* TASK STATEMENT
Reproduce each line of the listing exactly.

********************

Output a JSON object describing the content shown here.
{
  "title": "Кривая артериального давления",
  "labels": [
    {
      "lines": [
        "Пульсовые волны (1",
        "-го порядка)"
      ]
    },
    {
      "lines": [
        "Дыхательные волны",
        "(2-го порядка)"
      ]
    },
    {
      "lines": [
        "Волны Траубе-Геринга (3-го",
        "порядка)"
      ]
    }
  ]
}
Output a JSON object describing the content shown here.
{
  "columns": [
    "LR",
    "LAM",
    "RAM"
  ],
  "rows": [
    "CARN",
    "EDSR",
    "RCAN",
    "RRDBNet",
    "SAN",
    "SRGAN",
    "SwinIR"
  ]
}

********************

* ANSWER FOR THIS EXERCISE
Output a JSON object describing the content shown here.
{
  "title": "Кривая артериального давления",
  "labels": [
    {
      "lines": [
        "Пульсовые волны (1",
        "-го порядка)"
      ]
    },
    {
      "lines": [
        "Дыхательные волны",
        "(2-го порядка)"
      ]
    },
    {
      "lines": [
        "Волны Траубе-Геринга (3-го",
        "порядка)"
      ]
    }
  ]
}
Output a JSON object describing the content shown here.
{
  "columns": [
    "LR",
    "LAM",
    "RAM"
  ],
  "rows": [
    "CARN",
    "EDSR",
    "RCAN",
    "RRDBNet",
    "SAN",
    "SRGAN",
    "SwinIR"
  ]
}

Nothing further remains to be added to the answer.